■ GIVEN ENTRIES
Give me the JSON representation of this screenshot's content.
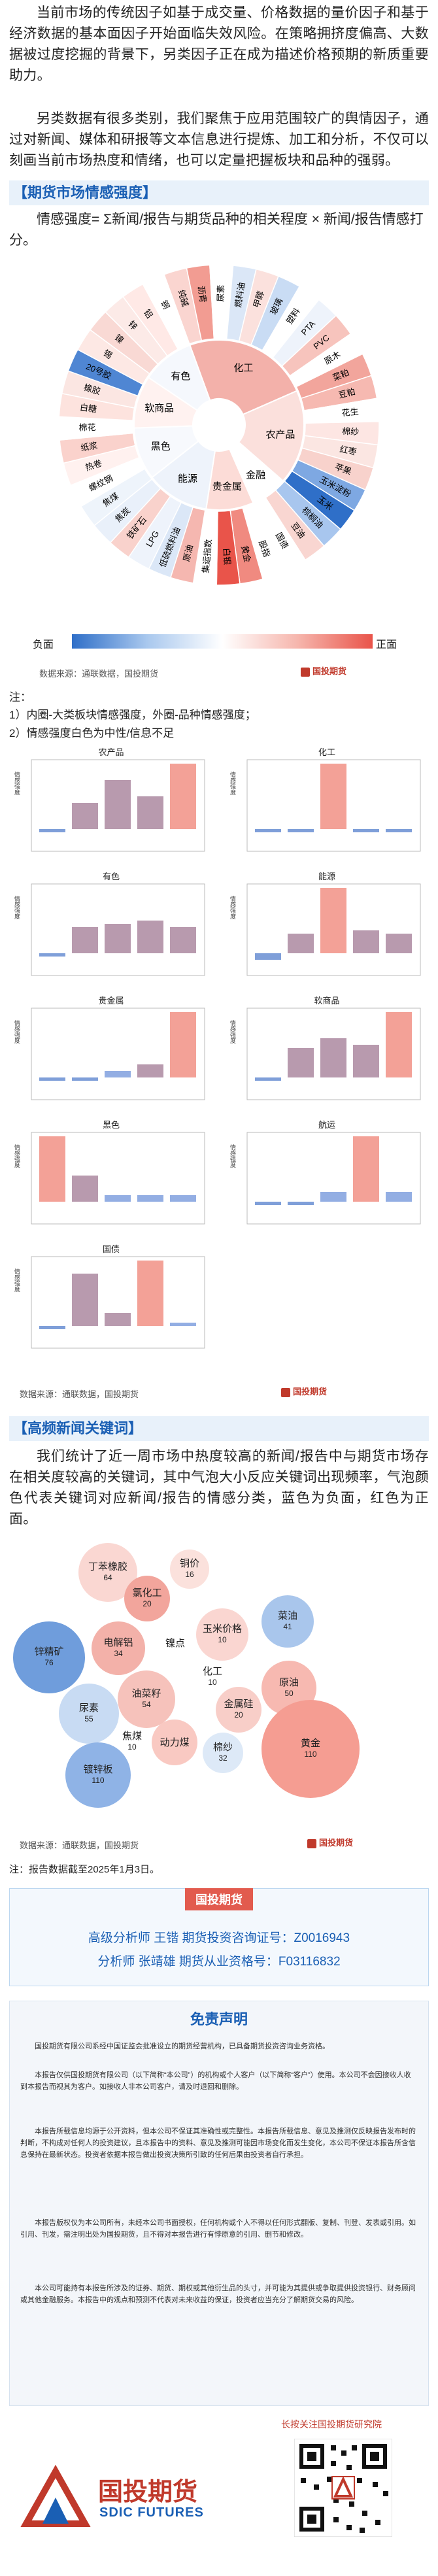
{
  "intro": {
    "p1": "当前市场的传统因子如基于成交量、价格数据的量价因子和基于经济数据的基本面因子开始面临失效风险。在策略拥挤度偏高、大数据被过度挖掘的背景下，另类因子正在成为描述价格预期的新质重要助力。",
    "p2": "另类数据有很多类别，我们聚焦于应用范围较广的舆情因子，通过对新闻、媒体和研报等文本信息进行提炼、加工和分析，不仅可以刻画当前市场热度和情绪，也可以定量把握板块和品种的强弱。"
  },
  "section1": {
    "title": "【期货市场情感强度】",
    "formula": "情感强度= Σ新闻/报告与期货品种的相关程度 × 新闻/报告情感打分。"
  },
  "sunburst": {
    "inner": [
      "化工",
      "农产品",
      "金融",
      "贵金属",
      "能源",
      "黑色",
      "软商品",
      "有色"
    ],
    "outer": [
      "纯碱",
      "沥青",
      "尿素",
      "燃料油",
      "甲醇",
      "玻璃",
      "塑料",
      "PTA",
      "PVC",
      "原木",
      "菜粕",
      "豆粕",
      "花生",
      "棉纱",
      "红枣",
      "苹果",
      "玉米淀粉",
      "玉米",
      "棕榈油",
      "豆油",
      "国债",
      "股指",
      "黄金",
      "白银",
      "集运指数",
      "原油",
      "低硫燃料油",
      "LPG",
      "铁矿石",
      "焦炭",
      "焦煤",
      "螺纹钢",
      "热卷",
      "纸浆",
      "棉花",
      "白糖",
      "橡胶",
      "20号胶",
      "锡",
      "镍",
      "锌",
      "铝",
      "铜"
    ],
    "legend_neg": "负面",
    "legend_pos": "正面",
    "source": "数据来源：通联数据，国投期货",
    "colors": {
      "neg": "#5b8fd6",
      "pos": "#f08a80"
    }
  },
  "notes": {
    "head": "注：",
    "n1": "1）内圈-大类板块情感强度，外圈-品种情感强度；",
    "n2": "2）情感强度白色为中性/信息不足"
  },
  "minis": [
    {
      "title": "农产品",
      "values": [
        -0.05,
        0.4,
        0.75,
        0.5,
        1.0
      ]
    },
    {
      "title": "化工",
      "values": [
        -0.05,
        -0.05,
        1.0,
        -0.05,
        -0.05
      ]
    },
    {
      "title": "有色",
      "values": [
        -0.05,
        0.4,
        0.45,
        0.5,
        0.4
      ]
    },
    {
      "title": "能源",
      "values": [
        -0.1,
        0.3,
        1.0,
        0.35,
        0.3
      ]
    },
    {
      "title": "贵金属",
      "values": [
        -0.05,
        -0.05,
        0.1,
        0.2,
        1.0
      ]
    },
    {
      "title": "软商品",
      "values": [
        -0.05,
        0.45,
        0.6,
        0.5,
        1.0
      ]
    },
    {
      "title": "黑色",
      "values": [
        1.0,
        0.4,
        0.1,
        0.1,
        0.1
      ]
    },
    {
      "title": "航运",
      "values": [
        -0.05,
        -0.05,
        0.15,
        1.0,
        0.15
      ]
    },
    {
      "title": "国债",
      "values": [
        -0.05,
        0.8,
        0.2,
        1.0,
        0.05
      ]
    }
  ],
  "mini_ylabel": "情感强度",
  "mini_source": "数据来源：通联数据，国投期货",
  "section2": {
    "title": "【高频新闻关键词】",
    "para": "我们统计了近一周市场中热度较高的新闻/报告中与期货市场存在相关度较高的关键词，其中气泡大小反应关键词出现频率，气泡颜色代表关键词对应新闻/报告的情感分类，蓝色为负面，红色为正面。"
  },
  "bubbles": [
    {
      "name": "丁苯橡胶",
      "value": "64"
    },
    {
      "name": "铜价",
      "value": "16"
    },
    {
      "name": "氯化工",
      "value": "20"
    },
    {
      "name": "锌精矿",
      "value": "76"
    },
    {
      "name": "电解铝",
      "value": "34"
    },
    {
      "name": "镍点",
      "value": ""
    },
    {
      "name": "玉米价格",
      "value": "10"
    },
    {
      "name": "菜油",
      "value": "41"
    },
    {
      "name": "化工",
      "value": "10"
    },
    {
      "name": "油菜籽",
      "value": "54"
    },
    {
      "name": "金属硅",
      "value": "20"
    },
    {
      "name": "原油",
      "value": "50"
    },
    {
      "name": "尿素",
      "value": "55"
    },
    {
      "name": "焦煤",
      "value": "10"
    },
    {
      "name": "动力煤",
      "value": ""
    },
    {
      "name": "棉纱",
      "value": "32"
    },
    {
      "name": "黄金",
      "value": "110"
    },
    {
      "name": "镀锌板",
      "value": "110"
    }
  ],
  "bubble_source": "数据来源：通联数据，国投期货",
  "report_note": "注：报告数据截至2025年1月3日。",
  "analyst": {
    "header": "国投期货",
    "line1": "高级分析师  王锴  期货投资咨询证号：Z0016943",
    "line2": "分析师  张靖雄  期货从业资格号：F03116832"
  },
  "disclaimer": {
    "title": "免责声明",
    "p1": "国投期货有限公司系经中国证监会批准设立的期货经营机构，已具备期货投资咨询业务资格。",
    "p2": "本报告仅供国投期货有限公司（以下简称“本公司”）的机构或个人客户（以下简称“客户”）使用。本公司不会因接收人收到本报告而视其为客户。如接收人非本公司客户，请及时退回和删除。",
    "p3": "本报告所载信息均源于公开资料，但本公司不保证其准确性或完整性。本报告所载信息、意见及推测仅反映报告发布时的判断，不构成对任何人的投资建议，且本报告中的资料、意见及推测可能因市场变化而发生变化，本公司不保证本报告所含信息保持在最新状态。投资者依据本报告做出投资决策所引致的任何后果由投资者自行承担。",
    "p4": "本报告版权仅为本公司所有，未经本公司书面授权，任何机构或个人不得以任何形式翻版、复制、刊登、发表或引用。如引用、刊发，需注明出处为国投期货，且不得对本报告进行有悖原意的引用、删节和修改。",
    "p5": "本公司可能持有本报告所涉及的证券、期货、期权或其他衍生品的头寸，并可能为其提供或争取提供投资银行、财务顾问或其他金融服务。本报告中的观点和预测不代表对未来收益的保证，投资者应当充分了解期货交易的风险。"
  },
  "footer": {
    "follow": "长按关注国投期货研究院",
    "brand_cn": "国投期货",
    "brand_en": "SDIC FUTURES"
  }
}
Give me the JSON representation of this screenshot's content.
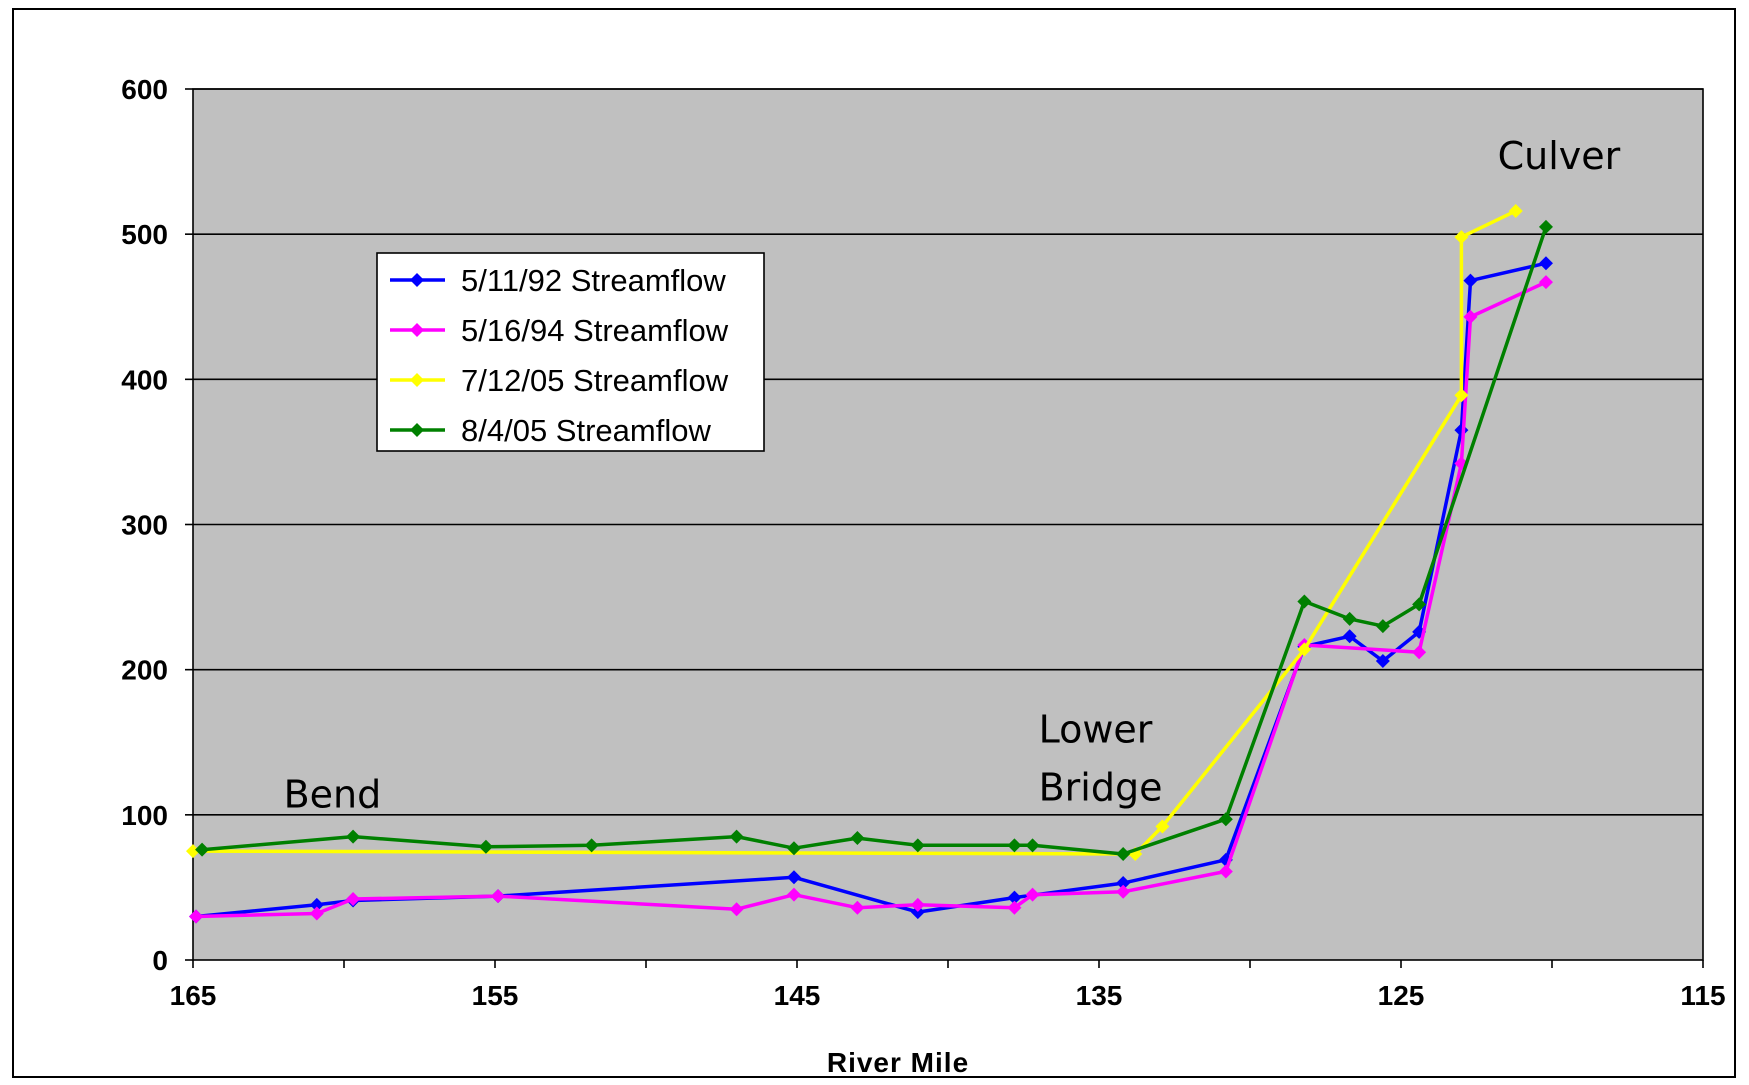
{
  "chart_data": {
    "type": "line",
    "title": "",
    "xlabel": "River Mile",
    "ylabel": "",
    "xlim": [
      165,
      115
    ],
    "ylim": [
      0,
      600
    ],
    "x_ticks": [
      "165",
      "155",
      "145",
      "135",
      "125",
      "115"
    ],
    "y_ticks": [
      "0",
      "100",
      "200",
      "300",
      "400",
      "500",
      "600"
    ],
    "grid": "horizontal",
    "legend_position": "upper-left",
    "plot_background": "#c0c0c0",
    "series": [
      {
        "name": "5/11/92 Streamflow",
        "color": "#0000ff",
        "points": [
          [
            164.9,
            30
          ],
          [
            160.9,
            38
          ],
          [
            159.7,
            41
          ],
          [
            154.9,
            44
          ],
          [
            145.1,
            57
          ],
          [
            141.0,
            33
          ],
          [
            137.8,
            43
          ],
          [
            134.2,
            53
          ],
          [
            130.8,
            69
          ],
          [
            128.2,
            216
          ],
          [
            126.7,
            223
          ],
          [
            125.6,
            206
          ],
          [
            124.4,
            226
          ],
          [
            123.0,
            365
          ],
          [
            122.7,
            468
          ],
          [
            120.2,
            480
          ]
        ]
      },
      {
        "name": "5/16/94 Streamflow",
        "color": "#ff00ff",
        "points": [
          [
            164.9,
            30
          ],
          [
            160.9,
            32
          ],
          [
            159.7,
            42
          ],
          [
            154.9,
            44
          ],
          [
            147.0,
            35
          ],
          [
            145.1,
            45
          ],
          [
            143.0,
            36
          ],
          [
            141.0,
            38
          ],
          [
            137.8,
            36
          ],
          [
            137.2,
            45
          ],
          [
            134.2,
            47
          ],
          [
            130.8,
            61
          ],
          [
            128.2,
            217
          ],
          [
            124.4,
            212
          ],
          [
            123.0,
            342
          ],
          [
            122.7,
            443
          ],
          [
            120.2,
            467
          ]
        ]
      },
      {
        "name": "7/12/05 Streamflow",
        "color": "#ffff00",
        "points": [
          [
            165.0,
            75
          ],
          [
            133.8,
            73
          ],
          [
            132.9,
            92
          ],
          [
            128.2,
            214
          ],
          [
            123.0,
            389
          ],
          [
            123.0,
            498
          ],
          [
            121.2,
            516
          ]
        ]
      },
      {
        "name": "8/4/05 Streamflow",
        "color": "#008000",
        "points": [
          [
            164.7,
            76
          ],
          [
            159.7,
            85
          ],
          [
            155.3,
            78
          ],
          [
            151.8,
            79
          ],
          [
            147.0,
            85
          ],
          [
            145.1,
            77
          ],
          [
            143.0,
            84
          ],
          [
            141.0,
            79
          ],
          [
            137.8,
            79
          ],
          [
            137.2,
            79
          ],
          [
            134.2,
            73
          ],
          [
            130.8,
            97
          ],
          [
            128.2,
            247
          ],
          [
            126.7,
            235
          ],
          [
            125.6,
            230
          ],
          [
            124.4,
            245
          ],
          [
            120.2,
            505
          ]
        ]
      }
    ],
    "annotations": [
      {
        "text": "Bend",
        "x": 162,
        "y": 105
      },
      {
        "text": "Lower",
        "x": 137,
        "y": 150
      },
      {
        "text": "Bridge",
        "x": 137,
        "y": 110
      },
      {
        "text": "Culver",
        "x": 121.8,
        "y": 545
      }
    ]
  }
}
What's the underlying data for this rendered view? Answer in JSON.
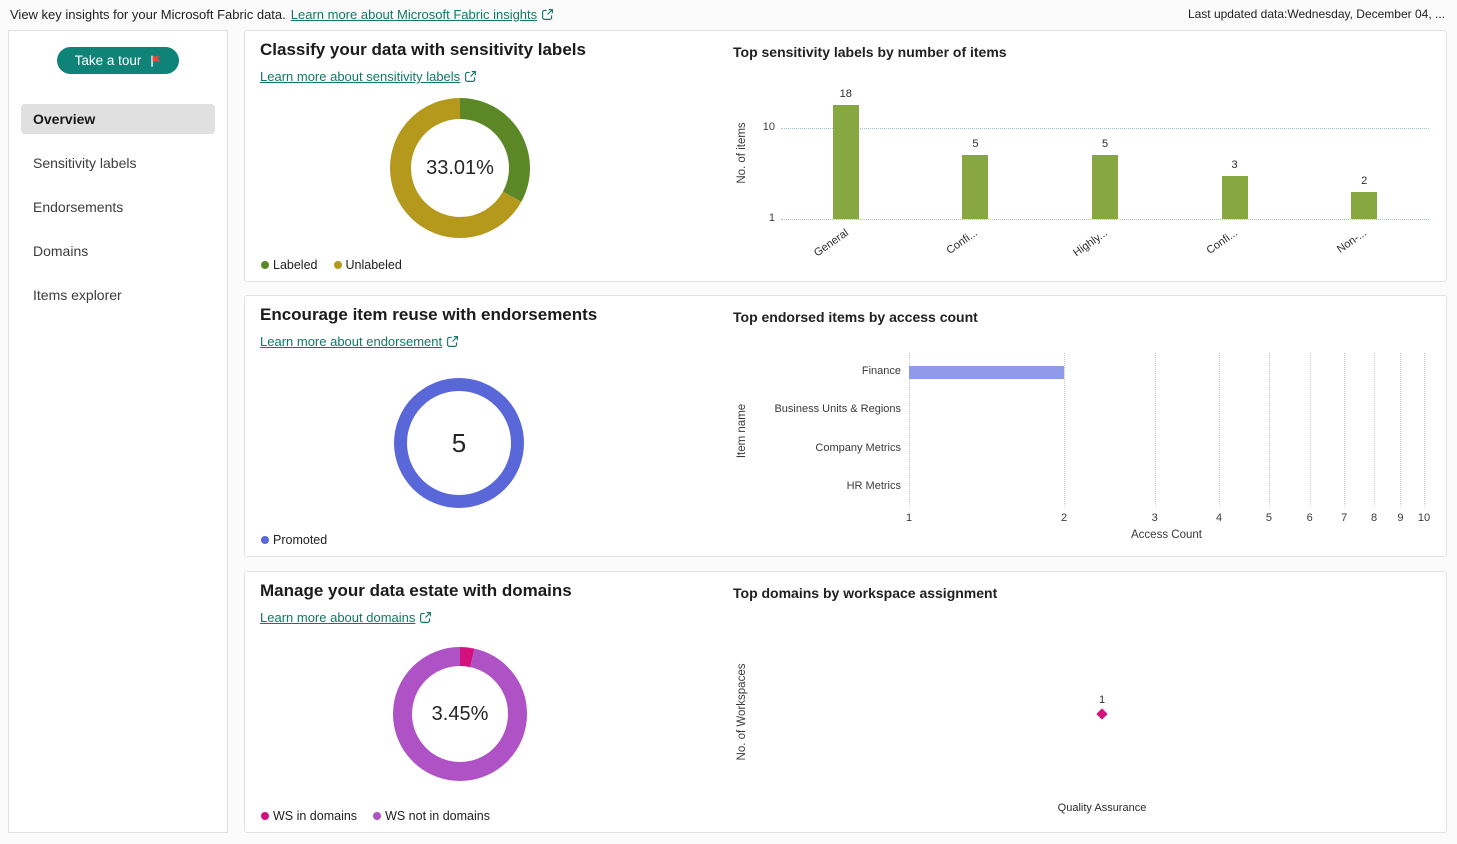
{
  "header": {
    "intro": "View key insights for your Microsoft Fabric data.",
    "link_label": "Learn more about Microsoft Fabric insights",
    "last_updated": "Last updated data:Wednesday, December 04, ..."
  },
  "sidebar": {
    "tour_button_label": "Take a tour",
    "items": [
      {
        "label": "Overview",
        "active": true
      },
      {
        "label": "Sensitivity labels",
        "active": false
      },
      {
        "label": "Endorsements",
        "active": false
      },
      {
        "label": "Domains",
        "active": false
      },
      {
        "label": "Items explorer",
        "active": false
      }
    ]
  },
  "cards": [
    {
      "title": "Classify your data with sensitivity labels",
      "link_label": "Learn more about sensitivity labels",
      "chart_title": "Top sensitivity labels by number of items",
      "donut_center": "33.01%",
      "legend": [
        {
          "label": "Labeled",
          "color": "#5c8727"
        },
        {
          "label": "Unlabeled",
          "color": "#b5991d"
        }
      ]
    },
    {
      "title": "Encourage item reuse with endorsements",
      "link_label": "Learn more about endorsement",
      "chart_title": "Top endorsed items by access count",
      "donut_center": "5",
      "legend": [
        {
          "label": "Promoted",
          "color": "#5a67d8"
        }
      ]
    },
    {
      "title": "Manage your data estate with domains",
      "link_label": "Learn more about domains",
      "chart_title": "Top domains by workspace assignment",
      "donut_center": "3.45%",
      "legend": [
        {
          "label": "WS in domains",
          "color": "#d3117c"
        },
        {
          "label": "WS not in domains",
          "color": "#af52c6"
        }
      ]
    }
  ],
  "chart_data": [
    {
      "type": "pie",
      "subtype": "donut",
      "center_label": "33.01%",
      "slices": [
        {
          "label": "Labeled",
          "value": 33.01,
          "color": "#5c8727"
        },
        {
          "label": "Unlabeled",
          "value": 66.99,
          "color": "#b5991d"
        }
      ]
    },
    {
      "type": "bar",
      "title": "Top sensitivity labels by number of items",
      "categories": [
        "General",
        "Confi...",
        "Highly...",
        "Confi...",
        "Non-..."
      ],
      "values": [
        18,
        5,
        5,
        3,
        2
      ],
      "ylabel": "No. of items",
      "yticks": [
        1,
        10
      ],
      "scale": "log",
      "grid": true,
      "bar_color": "#87a840",
      "grid_color": "#9fc3cf"
    },
    {
      "type": "pie",
      "subtype": "donut",
      "center_label": "5",
      "slices": [
        {
          "label": "Promoted",
          "value": 5,
          "color": "#5a67d8"
        }
      ]
    },
    {
      "type": "bar",
      "orientation": "horizontal",
      "title": "Top endorsed items by access count",
      "categories": [
        "Finance",
        "Business Units & Regions",
        "Company Metrics",
        "HR Metrics"
      ],
      "values": [
        2,
        1,
        1,
        1
      ],
      "xlabel": "Access Count",
      "ylabel": "Item name",
      "xticks": [
        1,
        2,
        3,
        4,
        5,
        6,
        7,
        8,
        9,
        10
      ],
      "scale": "log",
      "grid": true,
      "bar_color": "#8e99e8",
      "grid_color": "#c3c7d2"
    },
    {
      "type": "scatter",
      "title": "Top domains by workspace assignment",
      "ylabel": "No. of Workspaces",
      "points": [
        {
          "label": "Quality Assurance",
          "value": 1
        }
      ],
      "point_color": "#d3117c"
    },
    {
      "type": "pie",
      "subtype": "donut",
      "center_label": "3.45%",
      "slices": [
        {
          "label": "WS in domains",
          "value": 3.45,
          "color": "#d3117c"
        },
        {
          "label": "WS not in domains",
          "value": 96.55,
          "color": "#af52c6"
        }
      ]
    }
  ]
}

■ AIM OF THE TASK
Show every line that contains the word "horizontal".

■ THE OUTPUT
    "grid": "horizontal",
      "orientation": "horizontal",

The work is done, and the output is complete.